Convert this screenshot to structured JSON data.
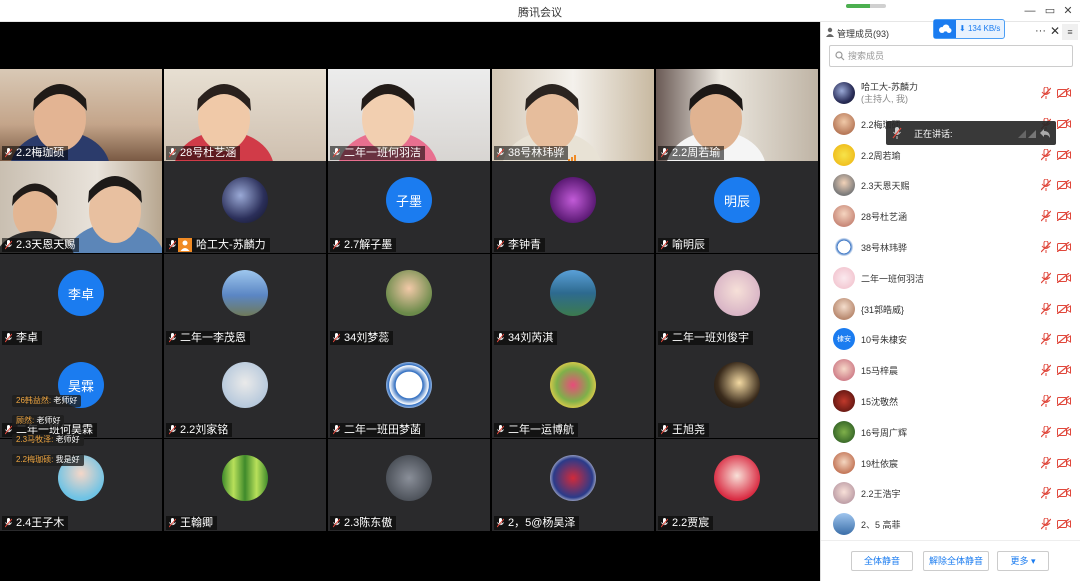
{
  "window": {
    "title": "腾讯会议",
    "progress": 0.6
  },
  "tiles": [
    {
      "name": "2.2梅珈硕"
    },
    {
      "name": "28号杜艺涵"
    },
    {
      "name": "二年一班何羽洁"
    },
    {
      "name": "38号林玮骅"
    },
    {
      "name": "2.2周若瑜"
    },
    {
      "name": "2.3天恩天赐"
    },
    {
      "name": "哈工大-苏麟力"
    },
    {
      "name": "2.7解子墨",
      "avatar_text": "子墨"
    },
    {
      "name": "李钟青"
    },
    {
      "name": "喻明辰",
      "avatar_text": "明辰"
    },
    {
      "name": "李卓",
      "avatar_text": "李卓"
    },
    {
      "name": "二年一李茂恩"
    },
    {
      "name": "34刘梦蕊"
    },
    {
      "name": "34刘芮淇"
    },
    {
      "name": "二年一班刘俊宇"
    },
    {
      "name": "二年一班何昊霖",
      "avatar_text": "昊霖"
    },
    {
      "name": "2.2刘家铭"
    },
    {
      "name": "二年一班田梦菡"
    },
    {
      "name": "二年一运博航"
    },
    {
      "name": "王旭尧"
    },
    {
      "name": "2.4王子木"
    },
    {
      "name": "王翰卿"
    },
    {
      "name": "2.3陈东傲"
    },
    {
      "name": "2，5@杨昊泽"
    },
    {
      "name": "2.2贾宸"
    }
  ],
  "chat": [
    {
      "who": "26韩益然:",
      "msg": "老师好"
    },
    {
      "who": "顾然:",
      "msg": "老师好"
    },
    {
      "who": "2.3马牧泽:",
      "msg": "老师好"
    },
    {
      "who": "2.2梅珈硕:",
      "msg": "我是好"
    }
  ],
  "panel": {
    "title": "管理成员(93)",
    "net_rate": "134 KB/s",
    "search_placeholder": "搜索成员",
    "speaking_label": "正在讲话:",
    "members": [
      {
        "name": "哈工大-苏麟力",
        "sub": "(主持人, 我)"
      },
      {
        "name": "2.2梅珈硕"
      },
      {
        "name": "2.2周若瑜"
      },
      {
        "name": "2.3天恩天赐"
      },
      {
        "name": "28号杜艺涵"
      },
      {
        "name": "38号林玮骅"
      },
      {
        "name": "二年一班何羽洁"
      },
      {
        "name": "{31郭皓威}"
      },
      {
        "name": "10号朱棣安",
        "avatar_text": "棣安"
      },
      {
        "name": "15马梓晨"
      },
      {
        "name": "15沈敬然"
      },
      {
        "name": "16号周广辉"
      },
      {
        "name": "19杜依宸"
      },
      {
        "name": "2.2王浩宇"
      },
      {
        "name": "2、5 高菲"
      }
    ],
    "buttons": {
      "mute_all": "全体静音",
      "unmute_all": "解除全体静音",
      "more": "更多 ▾"
    }
  },
  "colors": {
    "accent": "#1b7cf0",
    "mic_off": "#e0473b",
    "tile_bg": "#2a2a2c"
  }
}
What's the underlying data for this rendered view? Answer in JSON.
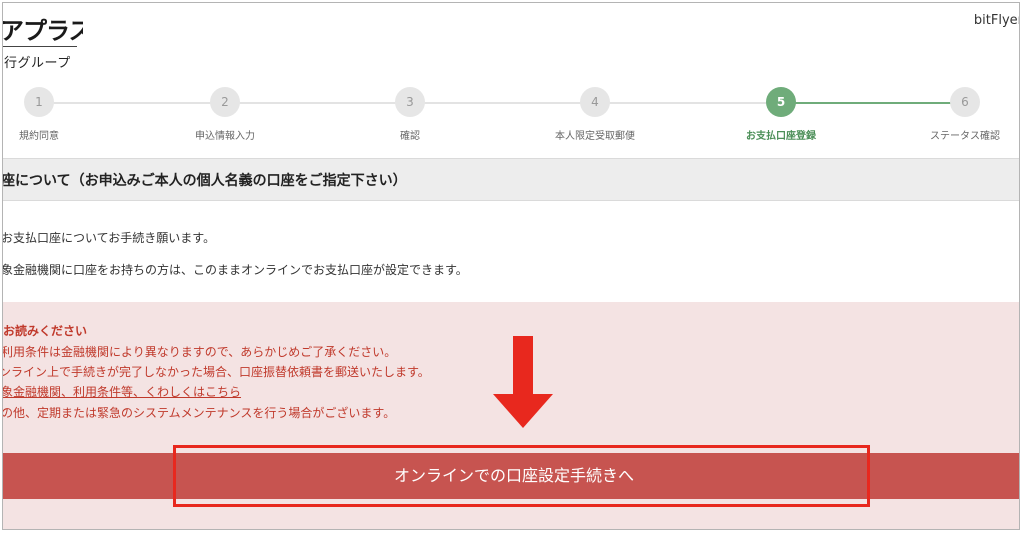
{
  "header": {
    "brand_name": "アプラス",
    "brand_sub": "行グループ",
    "user_name": "bitFlyer"
  },
  "stepper": {
    "steps": [
      {
        "number": "1",
        "label": "規約同意",
        "state": "done"
      },
      {
        "number": "2",
        "label": "申込情報入力",
        "state": "done"
      },
      {
        "number": "3",
        "label": "確認",
        "state": "done"
      },
      {
        "number": "4",
        "label": "本人限定受取郵便",
        "state": "done"
      },
      {
        "number": "5",
        "label": "お支払口座登録",
        "state": "current"
      },
      {
        "number": "6",
        "label": "ステータス確認",
        "state": "todo"
      }
    ],
    "active_color": "#6fac7a"
  },
  "section": {
    "title": "座について（お申込みご本人の個人名義の口座をご指定下さい）",
    "line1": "お支払口座についてお手続き願います。",
    "line2": "象金融機関に口座をお持ちの方は、このままオンラインでお支払口座が設定できます。"
  },
  "notice": {
    "title": "お読みください",
    "lines": [
      "利用条件は金融機関により異なりますので、あらかじめご了承ください。",
      "ンライン上で手続きが完了しなかった場合、口座振替依頼書を郵送いたします。",
      "象金融機関、利用条件等、くわしくはこちら",
      "の他、定期または緊急のシステムメンテナンスを行う場合がございます。"
    ],
    "text_color": "#c0392b",
    "background": "#f4e3e3"
  },
  "cta": {
    "label": "オンラインでの口座設定手続きへ",
    "color": "#c75450"
  },
  "annotation": {
    "arrow_icon": "down-arrow-icon",
    "highlight_color": "#e8281e"
  }
}
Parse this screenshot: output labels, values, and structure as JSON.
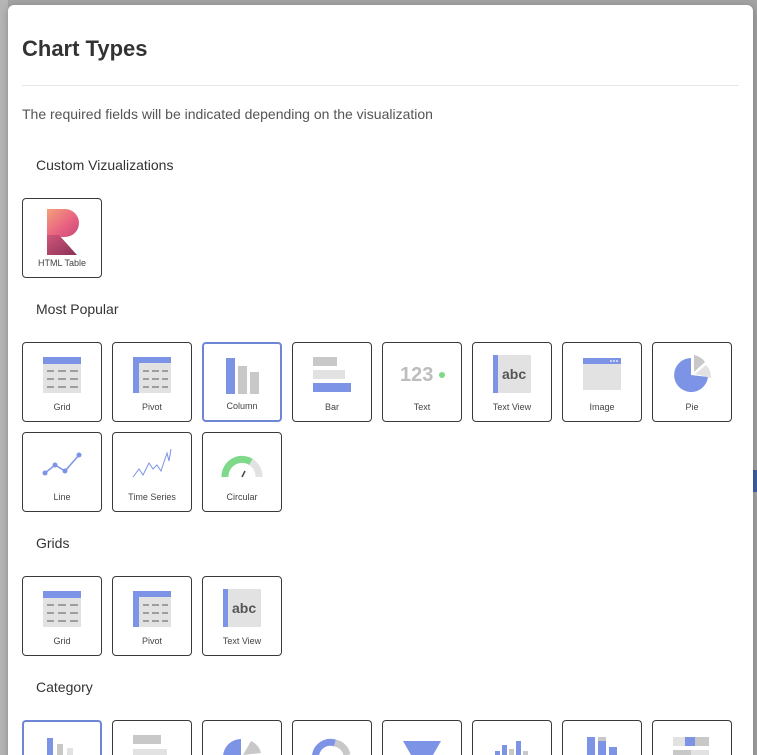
{
  "dialog": {
    "title": "Chart Types",
    "subtitle": "The required fields will be indicated depending on the visualization"
  },
  "sections": {
    "custom": {
      "title": "Custom Vizualizations",
      "items": [
        {
          "label": "HTML Table",
          "icon": "html-table-logo-icon"
        }
      ]
    },
    "popular": {
      "title": "Most Popular",
      "items": [
        {
          "label": "Grid",
          "icon": "grid-icon"
        },
        {
          "label": "Pivot",
          "icon": "pivot-icon"
        },
        {
          "label": "Column",
          "icon": "column-chart-icon",
          "selected": true
        },
        {
          "label": "Bar",
          "icon": "bar-chart-icon"
        },
        {
          "label": "Text",
          "icon": "text-number-icon",
          "glyph": "123"
        },
        {
          "label": "Text View",
          "icon": "text-view-icon",
          "glyph": "abc"
        },
        {
          "label": "Image",
          "icon": "image-icon"
        },
        {
          "label": "Pie",
          "icon": "pie-chart-icon"
        },
        {
          "label": "Line",
          "icon": "line-chart-icon"
        },
        {
          "label": "Time Series",
          "icon": "time-series-icon"
        },
        {
          "label": "Circular",
          "icon": "circular-gauge-icon"
        }
      ]
    },
    "grids": {
      "title": "Grids",
      "items": [
        {
          "label": "Grid",
          "icon": "grid-icon"
        },
        {
          "label": "Pivot",
          "icon": "pivot-icon"
        },
        {
          "label": "Text View",
          "icon": "text-view-icon",
          "glyph": "abc"
        }
      ]
    },
    "category": {
      "title": "Category",
      "items": [
        {
          "icon": "column-chart-icon"
        },
        {
          "icon": "bar-chart-icon"
        },
        {
          "icon": "pie-chart-icon"
        },
        {
          "icon": "doughnut-chart-icon"
        },
        {
          "icon": "funnel-chart-icon"
        },
        {
          "icon": "clustered-column-icon"
        },
        {
          "icon": "stacked-column-icon"
        },
        {
          "icon": "stacked-bar-icon"
        }
      ]
    }
  },
  "colors": {
    "accent": "#7c93e6",
    "grey": "#c8c8c8",
    "green": "#7fd98a",
    "selected_border": "#6f86d6"
  }
}
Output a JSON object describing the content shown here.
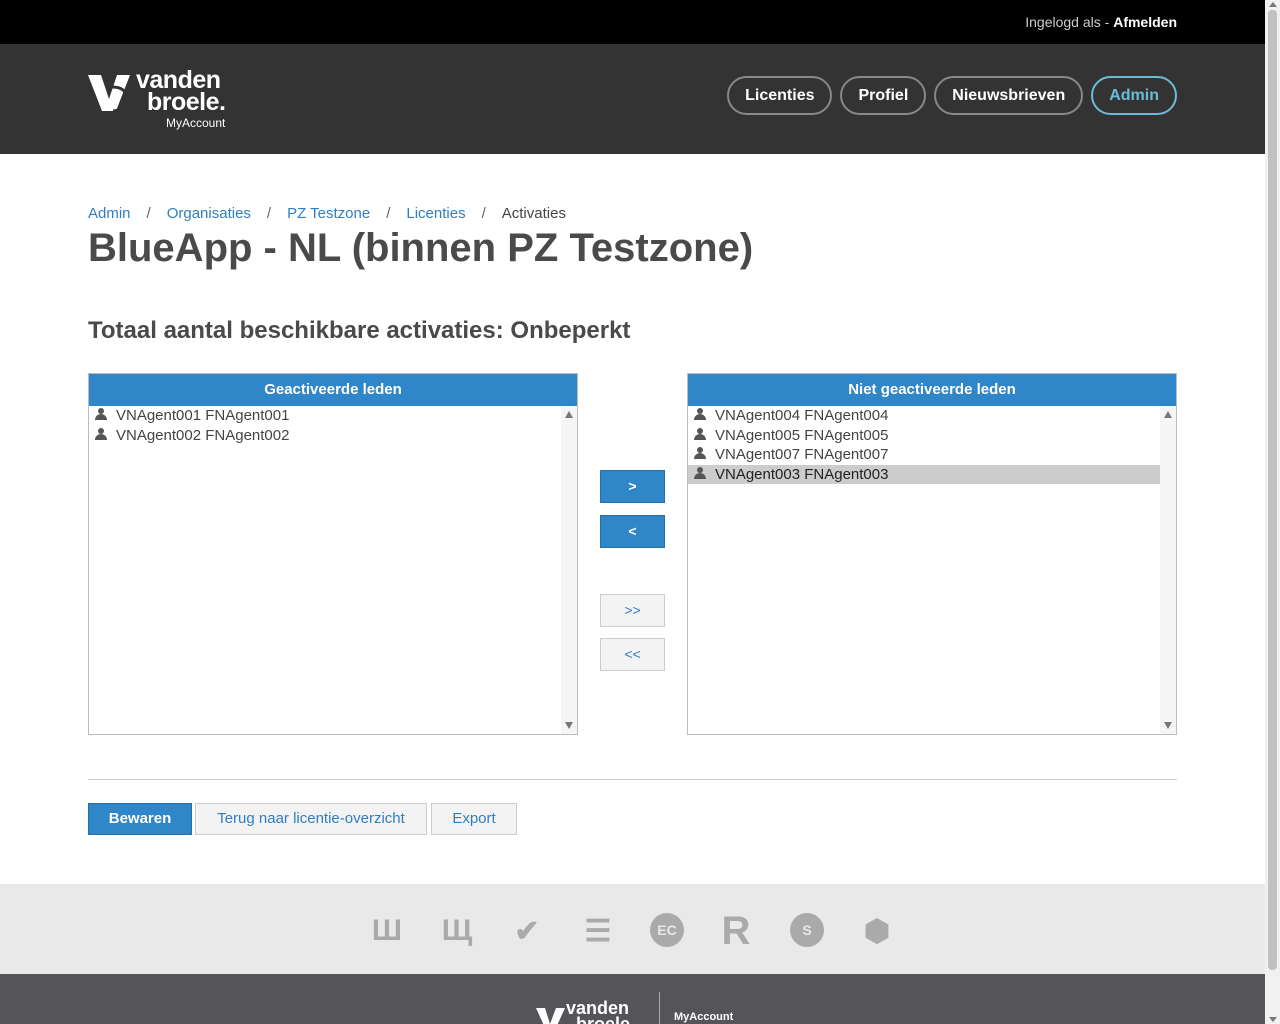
{
  "topbar": {
    "logged_in_as": "Ingelogd als - ",
    "logout": "Afmelden"
  },
  "logo": {
    "line1": "vanden",
    "line2": "broele.",
    "line3": "MyAccount"
  },
  "nav": [
    {
      "label": "Licenties",
      "active": false
    },
    {
      "label": "Profiel",
      "active": false
    },
    {
      "label": "Nieuwsbrieven",
      "active": false
    },
    {
      "label": "Admin",
      "active": true
    }
  ],
  "breadcrumb": [
    "Admin",
    "Organisaties",
    "PZ Testzone",
    "Licenties",
    "Activaties"
  ],
  "page_title": "BlueApp - NL (binnen PZ Testzone)",
  "total": "Totaal aantal beschikbare activaties: Onbeperkt",
  "activated": {
    "header": "Geactiveerde leden",
    "items": [
      "VNAgent001 FNAgent001",
      "VNAgent002 FNAgent002"
    ]
  },
  "not_activated": {
    "header": "Niet geactiveerde leden",
    "items": [
      "VNAgent004 FNAgent004",
      "VNAgent005 FNAgent005",
      "VNAgent007 FNAgent007",
      "VNAgent003 FNAgent003"
    ],
    "selected_index": 3
  },
  "move": {
    "right": ">",
    "left": "<",
    "all_right": ">>",
    "all_left": "<<"
  },
  "actions": {
    "save": "Bewaren",
    "back": "Terug naar licentie-overzicht",
    "export": "Export"
  },
  "partners": [
    "Ш",
    "Щ",
    "✔",
    "☰",
    "EC",
    "R",
    "S",
    "⬢"
  ],
  "footer": {
    "logo1": "vanden",
    "logo2": "broele",
    "myaccount": "MyAccount"
  },
  "colors": {
    "accent": "#2f86c9",
    "admin_active": "#6bbcd8",
    "header_bg": "#333333",
    "topbar_bg": "#000000"
  }
}
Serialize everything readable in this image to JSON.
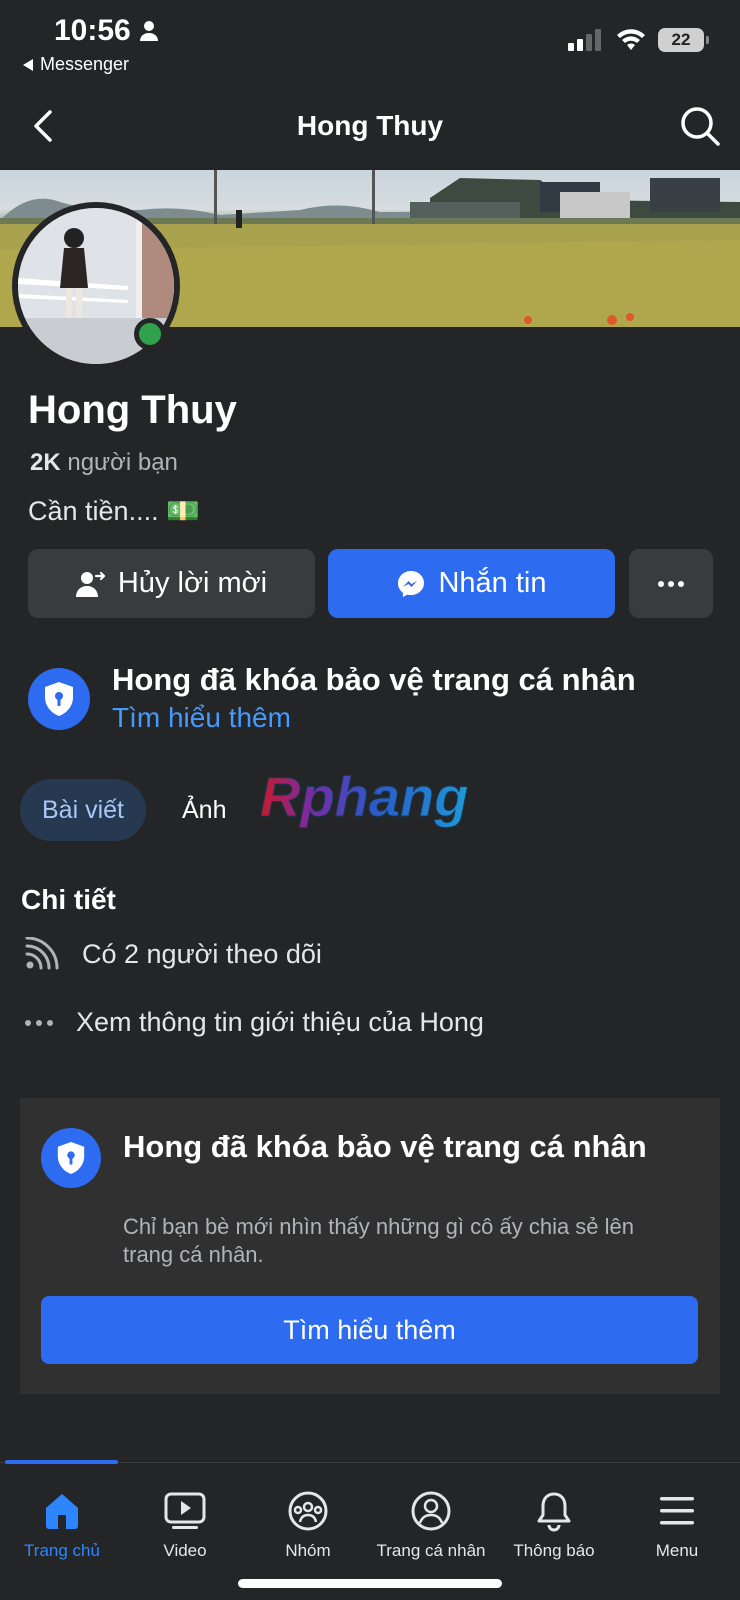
{
  "status_bar": {
    "time": "10:56",
    "back_app": "Messenger",
    "battery": "22"
  },
  "header": {
    "title": "Hong Thuy"
  },
  "profile": {
    "name": "Hong Thuy",
    "friends_count": "2K",
    "friends_label": "người bạn",
    "bio": "Cần tiền.... 💵"
  },
  "actions": {
    "cancel_request": "Hủy lời mời",
    "message": "Nhắn tin"
  },
  "lock_notice": {
    "title": "Hong đã khóa bảo vệ trang cá nhân",
    "link": "Tìm hiểu thêm"
  },
  "tabs": [
    {
      "label": "Bài viết",
      "active": true
    },
    {
      "label": "Ảnh",
      "active": false
    }
  ],
  "watermark": "Rphang",
  "details": {
    "title": "Chi tiết",
    "followers": "Có 2 người theo dõi",
    "about": "Xem thông tin giới thiệu của Hong"
  },
  "lock_card": {
    "title": "Hong đã khóa bảo vệ trang cá nhân",
    "subtitle": "Chỉ bạn bè mới nhìn thấy những gì cô ấy chia sẻ lên trang cá nhân.",
    "button": "Tìm hiểu thêm"
  },
  "bottom_nav": [
    {
      "label": "Trang chủ",
      "icon": "home-icon",
      "active": true
    },
    {
      "label": "Video",
      "icon": "video-icon",
      "active": false
    },
    {
      "label": "Nhóm",
      "icon": "groups-icon",
      "active": false
    },
    {
      "label": "Trang cá nhân",
      "icon": "profile-icon",
      "active": false
    },
    {
      "label": "Thông báo",
      "icon": "bell-icon",
      "active": false
    },
    {
      "label": "Menu",
      "icon": "menu-icon",
      "active": false
    }
  ],
  "colors": {
    "accent": "#2d6cf0",
    "link": "#4599ff",
    "online": "#31a24c",
    "background": "#242526"
  }
}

=== Problem to solve ===
Pick out every line of the listing containing the word "data", and show those lines.

=== Task answer ===
Convert this screenshot to structured JSON data.
What's the underlying data for this rendered view? Answer in JSON.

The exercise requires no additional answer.